▶ _REQUEST_:
Filter the entries, keeping every line with the word "CONTACT".

▶ _RECORD EXCERPTS_:
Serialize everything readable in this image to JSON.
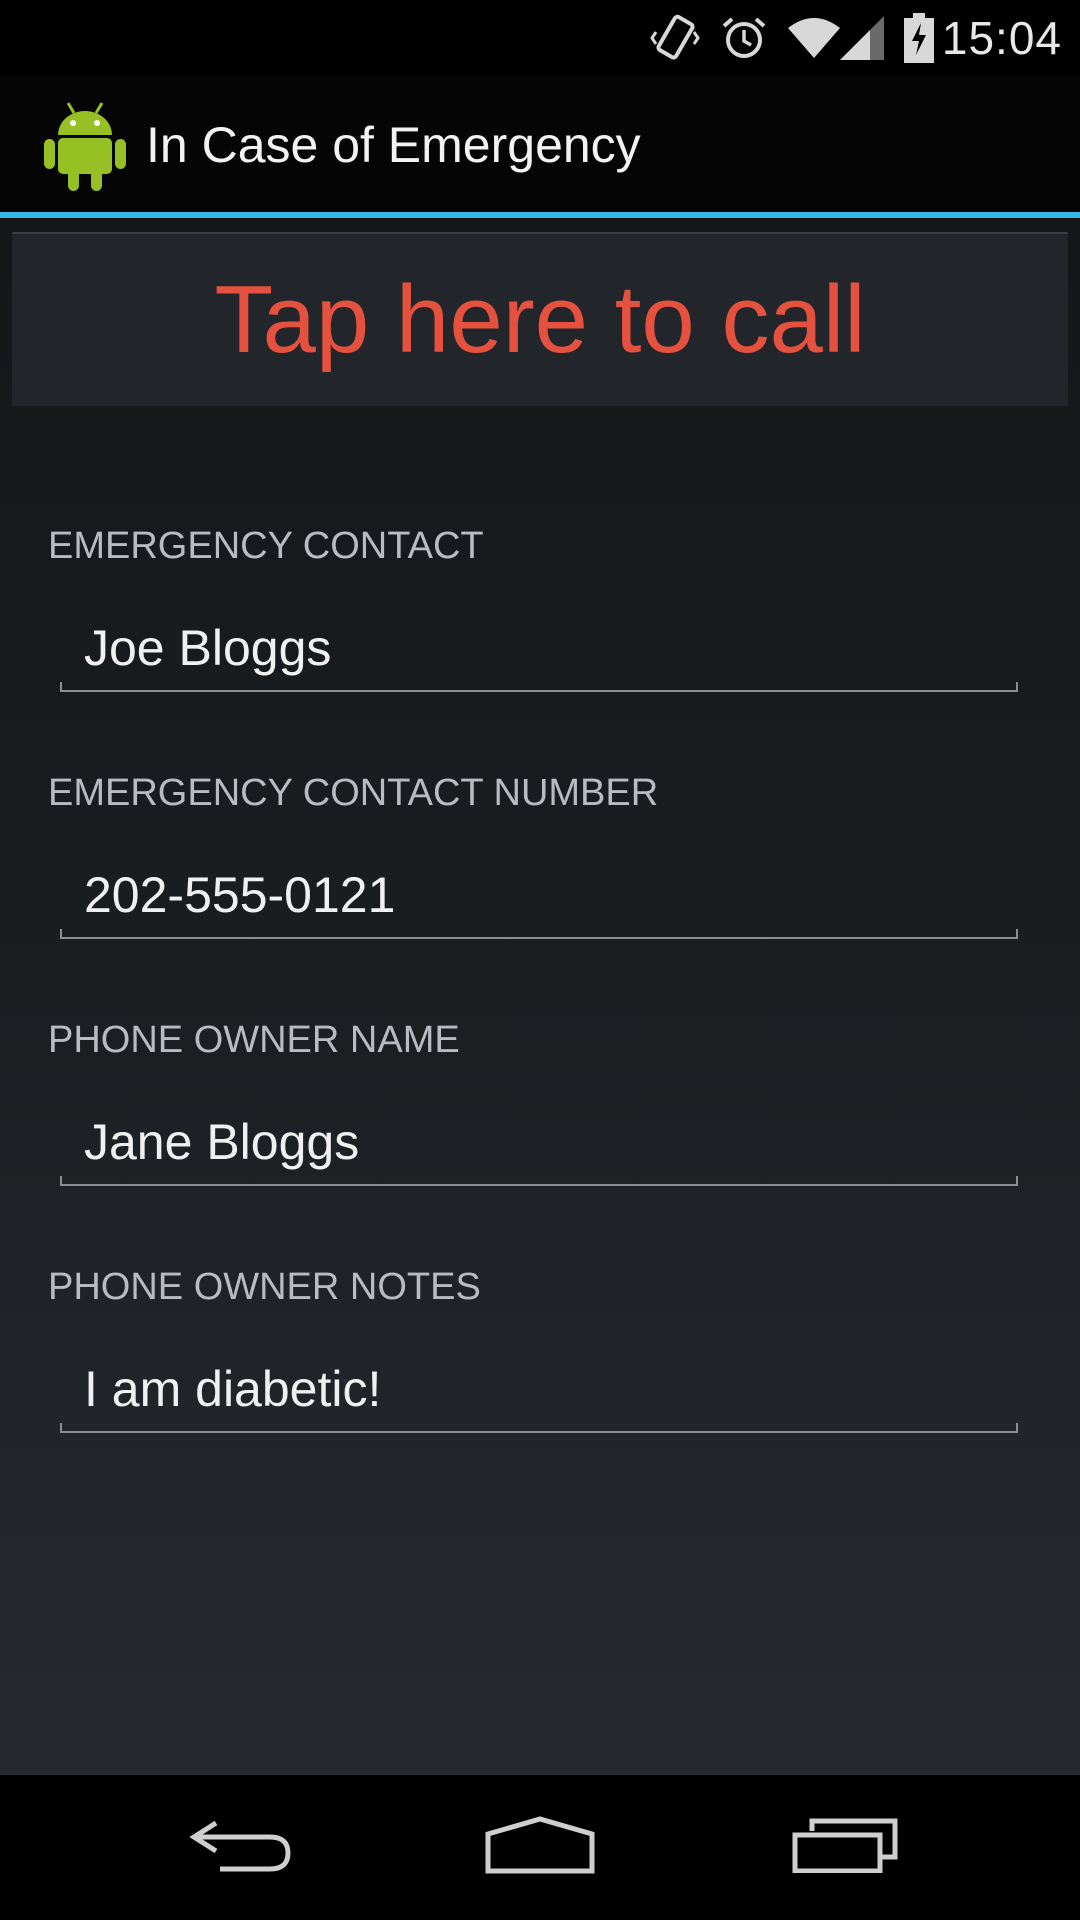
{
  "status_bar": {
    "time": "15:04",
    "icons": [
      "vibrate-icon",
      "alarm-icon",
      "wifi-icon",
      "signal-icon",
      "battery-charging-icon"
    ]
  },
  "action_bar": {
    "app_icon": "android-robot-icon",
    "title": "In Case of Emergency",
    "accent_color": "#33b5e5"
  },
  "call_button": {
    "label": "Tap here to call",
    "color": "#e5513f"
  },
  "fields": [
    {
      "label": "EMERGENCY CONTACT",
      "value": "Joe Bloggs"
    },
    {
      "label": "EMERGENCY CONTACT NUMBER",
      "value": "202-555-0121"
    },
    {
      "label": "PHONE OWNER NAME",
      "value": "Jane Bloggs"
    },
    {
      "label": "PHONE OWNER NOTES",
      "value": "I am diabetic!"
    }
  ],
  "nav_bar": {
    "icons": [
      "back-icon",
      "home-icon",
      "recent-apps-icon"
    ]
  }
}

▶ _ANSWER TO THIS PROBLEM_:
      "label": "EMERGENCY CONTACT",
      "label": "EMERGENCY CONTACT NUMBER",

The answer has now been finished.